>> begin Records supplied

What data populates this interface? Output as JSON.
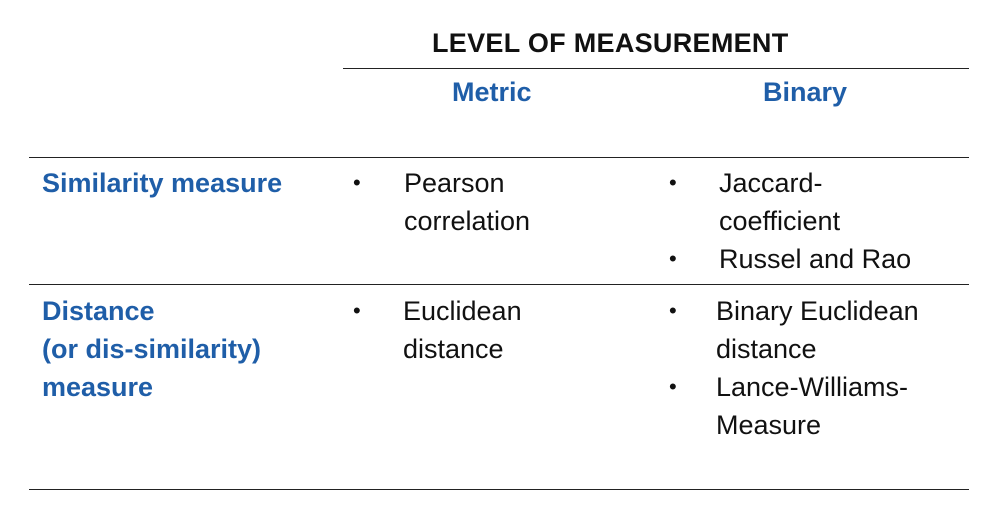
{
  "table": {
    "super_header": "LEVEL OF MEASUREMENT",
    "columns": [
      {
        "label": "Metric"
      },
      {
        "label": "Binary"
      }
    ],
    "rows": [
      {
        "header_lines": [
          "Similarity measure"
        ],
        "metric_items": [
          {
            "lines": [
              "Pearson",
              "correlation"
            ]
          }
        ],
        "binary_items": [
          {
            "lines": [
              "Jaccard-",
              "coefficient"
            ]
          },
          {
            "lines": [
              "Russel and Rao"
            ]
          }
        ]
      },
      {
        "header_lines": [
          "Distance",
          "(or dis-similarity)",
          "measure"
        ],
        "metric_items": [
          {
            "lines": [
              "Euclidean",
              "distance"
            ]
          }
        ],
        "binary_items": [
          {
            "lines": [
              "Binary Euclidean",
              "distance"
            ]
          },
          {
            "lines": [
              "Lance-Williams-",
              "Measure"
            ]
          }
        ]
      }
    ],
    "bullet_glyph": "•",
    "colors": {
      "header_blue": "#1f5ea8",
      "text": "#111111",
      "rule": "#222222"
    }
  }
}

>> end Records supplied
>> begin Records supplied

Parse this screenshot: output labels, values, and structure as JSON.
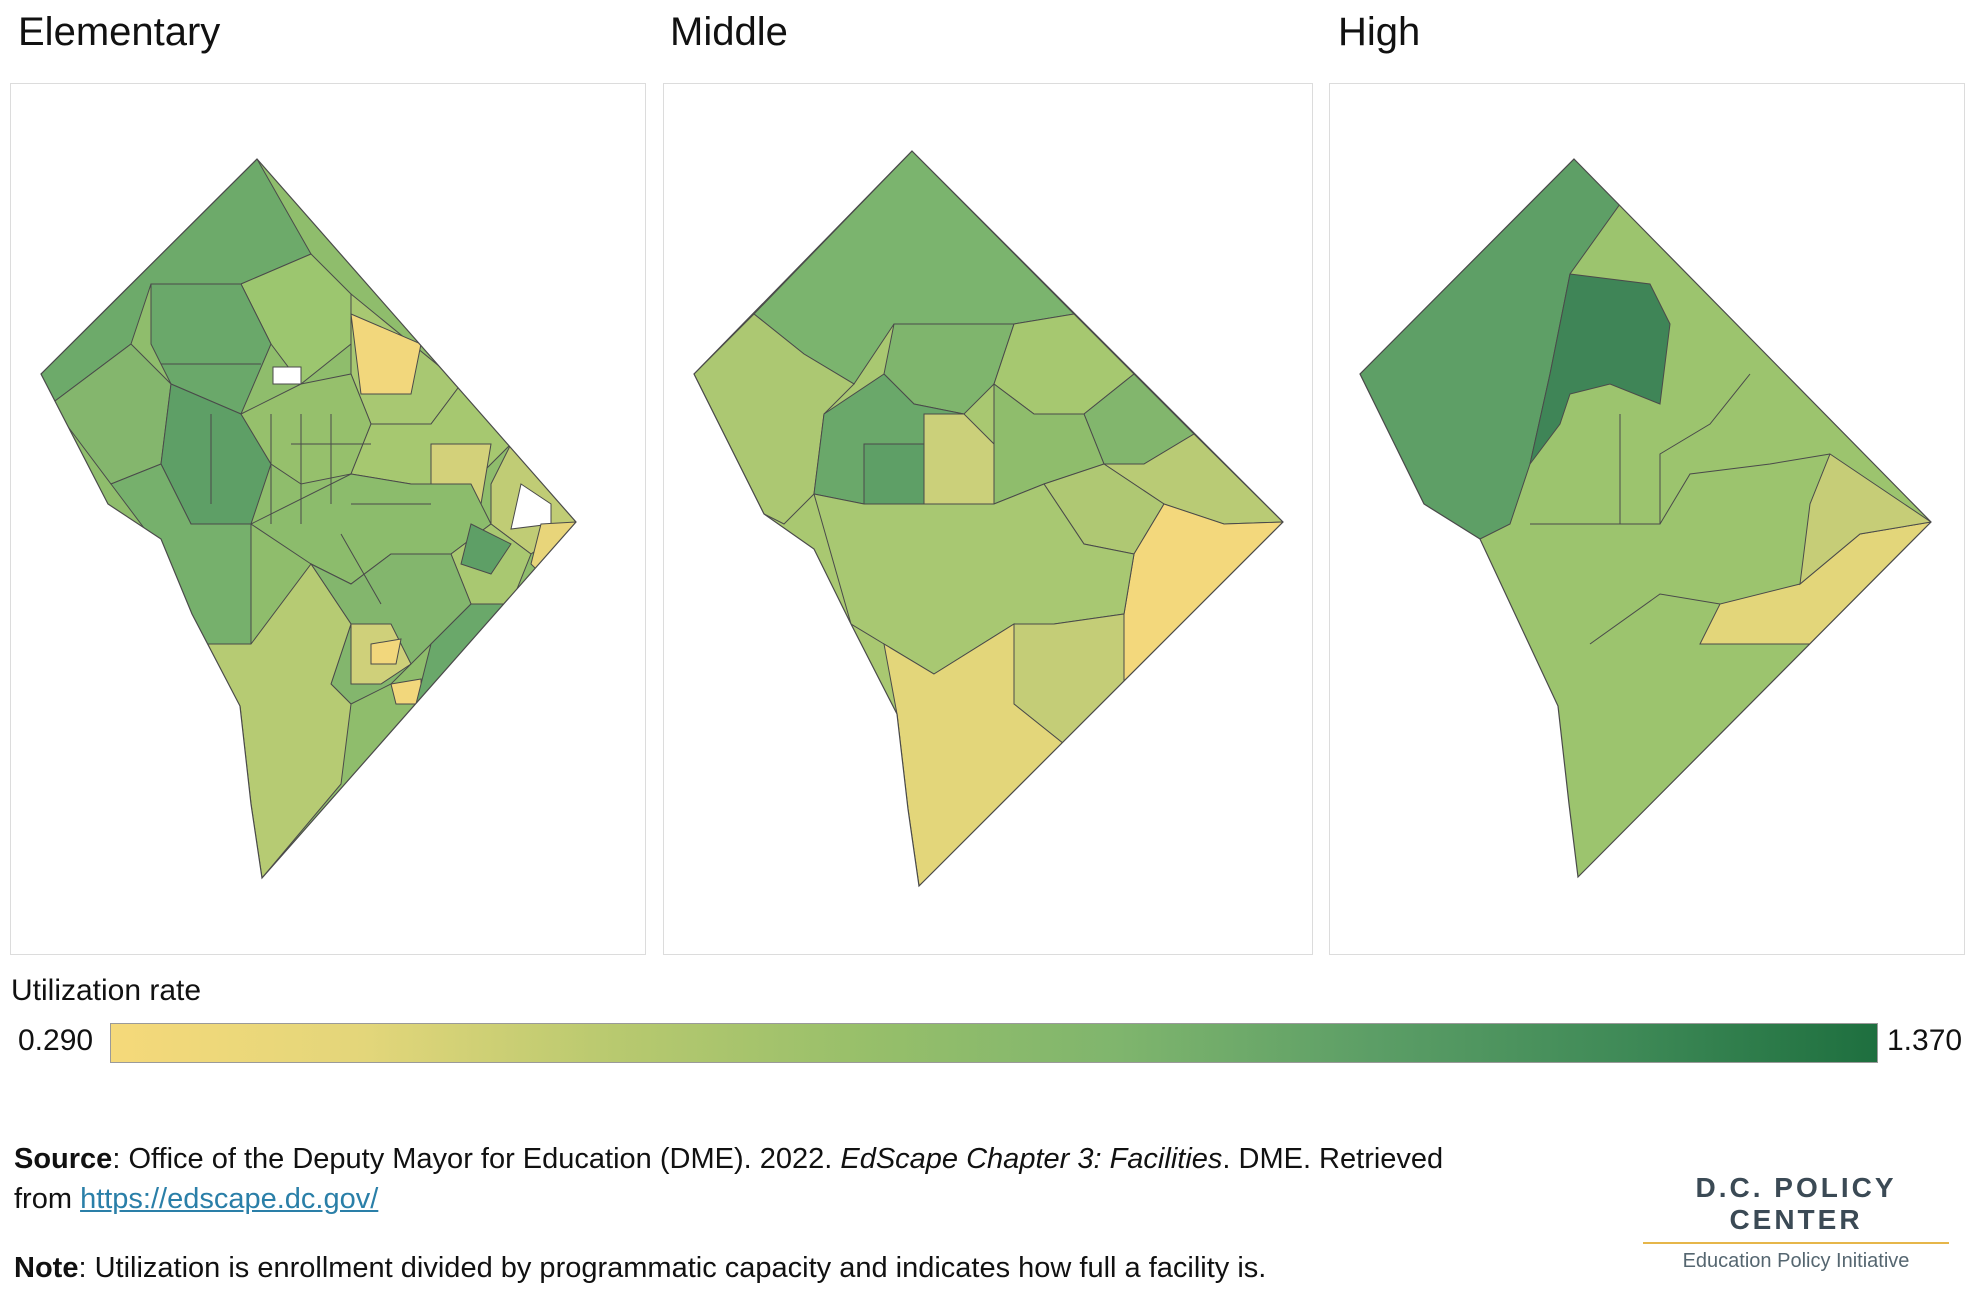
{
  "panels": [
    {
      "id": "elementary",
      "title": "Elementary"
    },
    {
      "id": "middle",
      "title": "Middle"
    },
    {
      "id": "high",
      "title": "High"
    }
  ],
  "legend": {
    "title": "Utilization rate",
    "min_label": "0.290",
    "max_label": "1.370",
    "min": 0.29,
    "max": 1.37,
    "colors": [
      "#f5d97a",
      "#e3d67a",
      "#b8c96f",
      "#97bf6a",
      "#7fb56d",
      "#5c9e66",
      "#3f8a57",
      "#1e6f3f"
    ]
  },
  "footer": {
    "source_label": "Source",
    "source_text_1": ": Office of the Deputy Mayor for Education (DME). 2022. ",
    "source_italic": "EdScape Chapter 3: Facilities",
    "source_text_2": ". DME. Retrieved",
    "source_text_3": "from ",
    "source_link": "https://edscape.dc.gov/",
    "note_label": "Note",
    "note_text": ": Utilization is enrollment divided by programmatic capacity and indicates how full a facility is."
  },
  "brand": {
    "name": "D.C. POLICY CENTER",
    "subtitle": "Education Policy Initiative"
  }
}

>> end Records supplied
>> begin Records supplied

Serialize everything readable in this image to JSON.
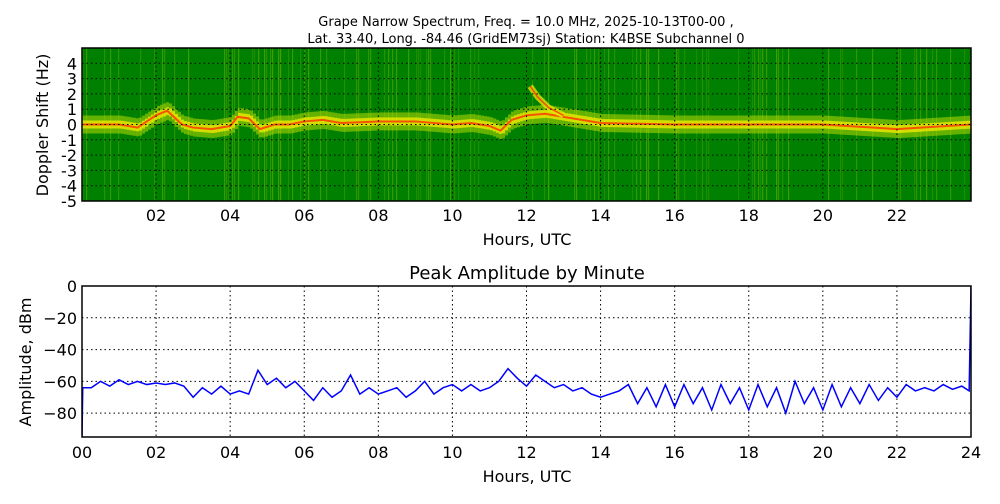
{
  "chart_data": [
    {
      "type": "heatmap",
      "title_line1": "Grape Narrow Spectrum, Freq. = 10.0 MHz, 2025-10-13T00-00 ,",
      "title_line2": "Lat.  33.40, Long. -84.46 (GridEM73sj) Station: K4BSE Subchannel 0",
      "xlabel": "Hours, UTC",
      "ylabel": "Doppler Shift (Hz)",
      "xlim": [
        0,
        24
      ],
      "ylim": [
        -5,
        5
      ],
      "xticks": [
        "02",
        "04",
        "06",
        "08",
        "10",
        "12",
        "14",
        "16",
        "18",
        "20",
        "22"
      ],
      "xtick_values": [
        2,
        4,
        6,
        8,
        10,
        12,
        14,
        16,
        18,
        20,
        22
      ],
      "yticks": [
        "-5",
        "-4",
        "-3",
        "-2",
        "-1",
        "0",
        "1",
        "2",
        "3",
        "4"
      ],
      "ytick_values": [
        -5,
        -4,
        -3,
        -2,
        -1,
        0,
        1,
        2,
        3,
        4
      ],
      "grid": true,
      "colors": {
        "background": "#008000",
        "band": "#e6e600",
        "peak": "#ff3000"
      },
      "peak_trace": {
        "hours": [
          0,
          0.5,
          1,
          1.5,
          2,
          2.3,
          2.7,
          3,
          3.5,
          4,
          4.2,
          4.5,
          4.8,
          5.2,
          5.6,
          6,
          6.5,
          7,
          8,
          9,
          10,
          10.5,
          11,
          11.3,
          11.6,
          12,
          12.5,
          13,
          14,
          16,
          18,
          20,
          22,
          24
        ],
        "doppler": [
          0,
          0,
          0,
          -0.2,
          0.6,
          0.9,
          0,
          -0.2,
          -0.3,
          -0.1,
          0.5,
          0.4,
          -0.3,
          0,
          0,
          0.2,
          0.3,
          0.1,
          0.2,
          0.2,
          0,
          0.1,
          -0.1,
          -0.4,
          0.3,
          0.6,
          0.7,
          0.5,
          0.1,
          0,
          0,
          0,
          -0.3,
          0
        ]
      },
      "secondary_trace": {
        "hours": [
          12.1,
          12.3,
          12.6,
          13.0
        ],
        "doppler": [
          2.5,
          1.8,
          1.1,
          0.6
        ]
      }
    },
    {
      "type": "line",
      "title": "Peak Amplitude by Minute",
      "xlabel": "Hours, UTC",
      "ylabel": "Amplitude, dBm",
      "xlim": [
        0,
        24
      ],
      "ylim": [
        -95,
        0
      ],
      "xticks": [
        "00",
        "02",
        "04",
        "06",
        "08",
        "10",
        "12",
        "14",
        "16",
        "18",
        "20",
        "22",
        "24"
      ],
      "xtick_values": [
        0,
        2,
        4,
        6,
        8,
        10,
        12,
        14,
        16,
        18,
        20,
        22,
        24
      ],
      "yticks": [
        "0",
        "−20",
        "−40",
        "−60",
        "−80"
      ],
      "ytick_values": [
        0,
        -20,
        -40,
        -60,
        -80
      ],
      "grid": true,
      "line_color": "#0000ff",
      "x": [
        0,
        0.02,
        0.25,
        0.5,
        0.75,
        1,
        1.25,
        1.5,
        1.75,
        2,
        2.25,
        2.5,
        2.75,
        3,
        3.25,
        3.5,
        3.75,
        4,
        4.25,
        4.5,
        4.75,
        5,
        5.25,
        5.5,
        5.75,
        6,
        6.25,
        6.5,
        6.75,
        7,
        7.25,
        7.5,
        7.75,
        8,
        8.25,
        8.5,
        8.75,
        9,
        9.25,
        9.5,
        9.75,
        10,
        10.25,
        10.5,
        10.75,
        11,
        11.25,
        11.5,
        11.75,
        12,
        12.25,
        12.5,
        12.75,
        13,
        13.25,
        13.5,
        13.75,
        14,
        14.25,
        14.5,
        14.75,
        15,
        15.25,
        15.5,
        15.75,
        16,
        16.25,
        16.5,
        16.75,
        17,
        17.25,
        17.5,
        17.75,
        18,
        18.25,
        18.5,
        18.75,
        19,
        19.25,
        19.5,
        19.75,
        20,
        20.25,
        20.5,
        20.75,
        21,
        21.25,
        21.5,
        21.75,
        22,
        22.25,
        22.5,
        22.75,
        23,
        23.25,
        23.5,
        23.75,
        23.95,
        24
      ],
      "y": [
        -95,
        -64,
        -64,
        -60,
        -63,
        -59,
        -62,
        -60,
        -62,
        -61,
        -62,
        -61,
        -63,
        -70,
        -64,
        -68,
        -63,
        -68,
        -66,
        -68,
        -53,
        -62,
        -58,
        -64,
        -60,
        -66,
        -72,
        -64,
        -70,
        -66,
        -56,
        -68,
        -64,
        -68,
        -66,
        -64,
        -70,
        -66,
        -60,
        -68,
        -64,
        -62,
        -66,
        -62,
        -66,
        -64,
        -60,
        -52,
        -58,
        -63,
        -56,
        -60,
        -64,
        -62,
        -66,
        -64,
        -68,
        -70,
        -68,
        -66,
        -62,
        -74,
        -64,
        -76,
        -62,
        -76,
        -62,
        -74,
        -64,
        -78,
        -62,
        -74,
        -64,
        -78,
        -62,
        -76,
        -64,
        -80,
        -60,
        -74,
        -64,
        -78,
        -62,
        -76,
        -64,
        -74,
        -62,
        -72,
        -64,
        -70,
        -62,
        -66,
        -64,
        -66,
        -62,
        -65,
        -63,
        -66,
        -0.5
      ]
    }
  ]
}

>> end Records supplied

(Written instruction):
Select the lines in this material that hold the word "Utilization", leaving none out.

(Solution for this task):
    "title": "Utilization rate",
    "note_text": ": Utilization is enrollment divided by programmatic capacity and indicates how full a facility is."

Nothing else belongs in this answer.